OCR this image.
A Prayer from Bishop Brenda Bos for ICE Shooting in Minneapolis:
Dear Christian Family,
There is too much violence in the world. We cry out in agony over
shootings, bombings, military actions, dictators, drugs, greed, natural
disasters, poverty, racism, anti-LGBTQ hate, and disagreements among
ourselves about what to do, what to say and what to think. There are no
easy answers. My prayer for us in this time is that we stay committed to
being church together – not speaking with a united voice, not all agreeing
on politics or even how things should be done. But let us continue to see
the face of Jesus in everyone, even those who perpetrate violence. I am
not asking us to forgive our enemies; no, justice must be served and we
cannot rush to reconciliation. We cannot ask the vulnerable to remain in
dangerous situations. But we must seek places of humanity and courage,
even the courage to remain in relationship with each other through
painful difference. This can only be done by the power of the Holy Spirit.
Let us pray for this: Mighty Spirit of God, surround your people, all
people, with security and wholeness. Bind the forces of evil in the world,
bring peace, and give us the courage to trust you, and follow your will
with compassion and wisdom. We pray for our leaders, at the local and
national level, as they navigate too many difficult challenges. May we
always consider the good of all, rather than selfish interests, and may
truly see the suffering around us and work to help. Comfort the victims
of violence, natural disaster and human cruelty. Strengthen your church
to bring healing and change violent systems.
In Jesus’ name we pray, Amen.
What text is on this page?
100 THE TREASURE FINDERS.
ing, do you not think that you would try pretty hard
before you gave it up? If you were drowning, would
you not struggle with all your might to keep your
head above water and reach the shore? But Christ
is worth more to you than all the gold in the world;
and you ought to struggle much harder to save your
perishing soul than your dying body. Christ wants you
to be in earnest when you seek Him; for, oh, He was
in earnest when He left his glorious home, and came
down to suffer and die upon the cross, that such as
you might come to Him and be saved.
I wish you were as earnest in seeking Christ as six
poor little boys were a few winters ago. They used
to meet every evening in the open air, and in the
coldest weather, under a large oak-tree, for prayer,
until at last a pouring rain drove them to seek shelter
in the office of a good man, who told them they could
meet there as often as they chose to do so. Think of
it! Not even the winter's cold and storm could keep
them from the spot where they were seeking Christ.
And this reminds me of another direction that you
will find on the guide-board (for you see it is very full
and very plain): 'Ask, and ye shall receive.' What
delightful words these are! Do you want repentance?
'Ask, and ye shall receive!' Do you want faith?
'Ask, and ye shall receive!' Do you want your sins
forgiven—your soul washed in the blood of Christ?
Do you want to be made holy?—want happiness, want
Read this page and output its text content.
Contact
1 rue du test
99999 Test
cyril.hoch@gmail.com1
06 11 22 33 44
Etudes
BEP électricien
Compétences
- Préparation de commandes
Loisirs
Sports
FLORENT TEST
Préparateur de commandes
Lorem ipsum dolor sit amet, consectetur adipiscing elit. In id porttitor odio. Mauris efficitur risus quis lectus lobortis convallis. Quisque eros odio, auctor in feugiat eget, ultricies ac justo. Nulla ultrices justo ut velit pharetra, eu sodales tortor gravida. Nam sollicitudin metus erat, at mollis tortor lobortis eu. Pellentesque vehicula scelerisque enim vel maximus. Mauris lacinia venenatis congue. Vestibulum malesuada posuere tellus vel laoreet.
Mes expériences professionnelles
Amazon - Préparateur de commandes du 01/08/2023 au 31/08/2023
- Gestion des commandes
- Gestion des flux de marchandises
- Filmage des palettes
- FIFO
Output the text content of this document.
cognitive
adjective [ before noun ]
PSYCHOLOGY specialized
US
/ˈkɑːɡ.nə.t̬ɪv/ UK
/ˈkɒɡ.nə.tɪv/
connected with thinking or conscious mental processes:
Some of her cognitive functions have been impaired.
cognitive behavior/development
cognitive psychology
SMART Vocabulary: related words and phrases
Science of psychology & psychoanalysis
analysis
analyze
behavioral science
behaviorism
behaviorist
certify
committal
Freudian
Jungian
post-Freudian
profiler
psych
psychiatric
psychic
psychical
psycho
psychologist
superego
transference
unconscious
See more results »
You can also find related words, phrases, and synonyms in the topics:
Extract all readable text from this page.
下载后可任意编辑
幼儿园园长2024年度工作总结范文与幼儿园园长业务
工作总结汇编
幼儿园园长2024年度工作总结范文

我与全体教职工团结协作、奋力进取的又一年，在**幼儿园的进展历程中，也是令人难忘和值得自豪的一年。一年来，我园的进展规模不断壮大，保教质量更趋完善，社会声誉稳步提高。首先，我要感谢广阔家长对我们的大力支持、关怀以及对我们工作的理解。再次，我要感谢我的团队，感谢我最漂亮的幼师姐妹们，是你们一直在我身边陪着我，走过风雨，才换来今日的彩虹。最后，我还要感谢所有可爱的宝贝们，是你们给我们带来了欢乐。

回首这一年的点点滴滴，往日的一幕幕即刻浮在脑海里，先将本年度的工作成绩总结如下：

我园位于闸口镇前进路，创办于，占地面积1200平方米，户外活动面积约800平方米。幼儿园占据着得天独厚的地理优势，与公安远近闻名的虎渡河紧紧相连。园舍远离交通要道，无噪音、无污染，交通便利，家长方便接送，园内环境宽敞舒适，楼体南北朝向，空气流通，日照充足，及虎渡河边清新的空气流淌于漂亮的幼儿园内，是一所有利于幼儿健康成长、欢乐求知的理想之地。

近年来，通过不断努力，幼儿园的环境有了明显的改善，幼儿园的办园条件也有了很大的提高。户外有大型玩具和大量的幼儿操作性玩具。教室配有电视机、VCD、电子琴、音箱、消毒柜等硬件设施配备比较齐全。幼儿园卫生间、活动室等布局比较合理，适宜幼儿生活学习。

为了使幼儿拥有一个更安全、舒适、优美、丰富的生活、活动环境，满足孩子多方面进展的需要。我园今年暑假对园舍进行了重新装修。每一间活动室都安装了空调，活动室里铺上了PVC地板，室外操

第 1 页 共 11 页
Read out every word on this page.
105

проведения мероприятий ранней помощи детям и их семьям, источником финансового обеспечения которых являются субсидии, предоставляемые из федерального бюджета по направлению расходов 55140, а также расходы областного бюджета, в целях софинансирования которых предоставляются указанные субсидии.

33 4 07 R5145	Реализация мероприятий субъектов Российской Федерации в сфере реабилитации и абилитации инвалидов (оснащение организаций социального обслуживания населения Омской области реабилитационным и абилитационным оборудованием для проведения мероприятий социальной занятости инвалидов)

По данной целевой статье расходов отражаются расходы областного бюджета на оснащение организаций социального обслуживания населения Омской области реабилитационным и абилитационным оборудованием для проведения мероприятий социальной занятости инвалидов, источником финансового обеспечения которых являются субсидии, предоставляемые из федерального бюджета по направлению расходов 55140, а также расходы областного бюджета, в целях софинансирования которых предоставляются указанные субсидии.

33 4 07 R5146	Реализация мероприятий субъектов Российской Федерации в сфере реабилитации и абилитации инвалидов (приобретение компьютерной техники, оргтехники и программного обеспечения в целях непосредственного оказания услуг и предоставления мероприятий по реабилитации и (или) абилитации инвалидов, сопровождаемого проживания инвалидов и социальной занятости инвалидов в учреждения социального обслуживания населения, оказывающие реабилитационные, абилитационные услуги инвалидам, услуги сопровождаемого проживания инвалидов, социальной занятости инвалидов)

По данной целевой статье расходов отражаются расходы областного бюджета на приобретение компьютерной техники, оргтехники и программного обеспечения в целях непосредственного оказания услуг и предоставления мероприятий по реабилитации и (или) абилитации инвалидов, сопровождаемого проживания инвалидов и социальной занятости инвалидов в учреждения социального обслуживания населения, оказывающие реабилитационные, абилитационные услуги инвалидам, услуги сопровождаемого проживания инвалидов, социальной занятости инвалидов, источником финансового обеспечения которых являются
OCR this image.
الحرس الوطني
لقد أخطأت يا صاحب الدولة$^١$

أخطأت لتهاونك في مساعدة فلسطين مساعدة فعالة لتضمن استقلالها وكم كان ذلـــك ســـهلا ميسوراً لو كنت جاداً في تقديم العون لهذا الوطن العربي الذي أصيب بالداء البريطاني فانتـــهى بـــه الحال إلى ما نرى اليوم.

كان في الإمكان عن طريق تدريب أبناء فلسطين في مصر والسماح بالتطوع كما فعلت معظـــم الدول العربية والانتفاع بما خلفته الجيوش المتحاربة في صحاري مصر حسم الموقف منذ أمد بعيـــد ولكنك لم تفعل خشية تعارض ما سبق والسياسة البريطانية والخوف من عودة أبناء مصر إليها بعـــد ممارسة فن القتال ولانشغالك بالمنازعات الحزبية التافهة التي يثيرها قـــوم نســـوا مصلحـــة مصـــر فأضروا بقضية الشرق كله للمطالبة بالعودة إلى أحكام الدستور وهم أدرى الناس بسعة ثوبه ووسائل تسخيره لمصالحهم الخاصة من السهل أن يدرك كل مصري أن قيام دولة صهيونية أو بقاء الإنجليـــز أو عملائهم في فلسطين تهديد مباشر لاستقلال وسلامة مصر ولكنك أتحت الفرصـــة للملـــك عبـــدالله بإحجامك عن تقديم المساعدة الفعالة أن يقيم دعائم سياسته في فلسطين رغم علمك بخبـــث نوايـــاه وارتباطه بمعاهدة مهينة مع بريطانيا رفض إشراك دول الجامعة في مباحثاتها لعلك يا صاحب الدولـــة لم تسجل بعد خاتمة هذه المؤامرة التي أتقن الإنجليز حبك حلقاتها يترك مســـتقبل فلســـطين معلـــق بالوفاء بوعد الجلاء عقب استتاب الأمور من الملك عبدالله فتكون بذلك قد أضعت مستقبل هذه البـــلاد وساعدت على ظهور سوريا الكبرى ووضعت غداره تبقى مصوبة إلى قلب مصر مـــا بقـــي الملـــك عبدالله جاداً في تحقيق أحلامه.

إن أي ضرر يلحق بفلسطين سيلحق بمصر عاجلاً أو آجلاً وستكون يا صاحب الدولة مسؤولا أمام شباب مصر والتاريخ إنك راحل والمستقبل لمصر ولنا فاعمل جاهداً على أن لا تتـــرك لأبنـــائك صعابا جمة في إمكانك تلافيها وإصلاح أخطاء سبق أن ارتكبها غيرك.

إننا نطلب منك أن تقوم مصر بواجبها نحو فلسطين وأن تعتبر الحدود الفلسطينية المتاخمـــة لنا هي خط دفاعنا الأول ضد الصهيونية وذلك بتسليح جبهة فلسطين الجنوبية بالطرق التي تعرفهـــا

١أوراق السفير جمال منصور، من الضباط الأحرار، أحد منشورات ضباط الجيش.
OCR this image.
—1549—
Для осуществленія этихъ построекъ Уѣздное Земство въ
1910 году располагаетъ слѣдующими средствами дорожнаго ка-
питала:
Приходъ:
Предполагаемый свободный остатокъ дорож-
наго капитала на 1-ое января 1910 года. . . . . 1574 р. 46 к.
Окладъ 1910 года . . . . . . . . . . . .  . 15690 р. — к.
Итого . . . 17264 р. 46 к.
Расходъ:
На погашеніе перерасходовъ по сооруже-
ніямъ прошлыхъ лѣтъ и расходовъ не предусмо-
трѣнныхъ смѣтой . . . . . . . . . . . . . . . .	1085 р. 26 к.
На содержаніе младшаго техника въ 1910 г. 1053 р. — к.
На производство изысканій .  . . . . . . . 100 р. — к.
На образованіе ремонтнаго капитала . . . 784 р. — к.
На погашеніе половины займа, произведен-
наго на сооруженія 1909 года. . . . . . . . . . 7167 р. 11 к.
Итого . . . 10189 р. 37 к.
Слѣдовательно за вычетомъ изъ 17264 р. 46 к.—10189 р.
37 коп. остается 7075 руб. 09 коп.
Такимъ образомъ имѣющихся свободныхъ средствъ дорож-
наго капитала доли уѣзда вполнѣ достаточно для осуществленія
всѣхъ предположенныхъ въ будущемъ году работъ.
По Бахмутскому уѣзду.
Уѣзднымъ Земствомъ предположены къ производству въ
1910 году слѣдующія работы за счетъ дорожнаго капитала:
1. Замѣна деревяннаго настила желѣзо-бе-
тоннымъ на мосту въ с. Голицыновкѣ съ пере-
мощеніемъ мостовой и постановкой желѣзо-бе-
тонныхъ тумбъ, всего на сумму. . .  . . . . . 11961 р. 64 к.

● ● ● ●

Among the entries above, identify all lines with "text" and copy them.

• **Answer to the task**
What text is on this page?
Read this page and output its text content.
Output the text content of this document.
Extract all readable text from this page.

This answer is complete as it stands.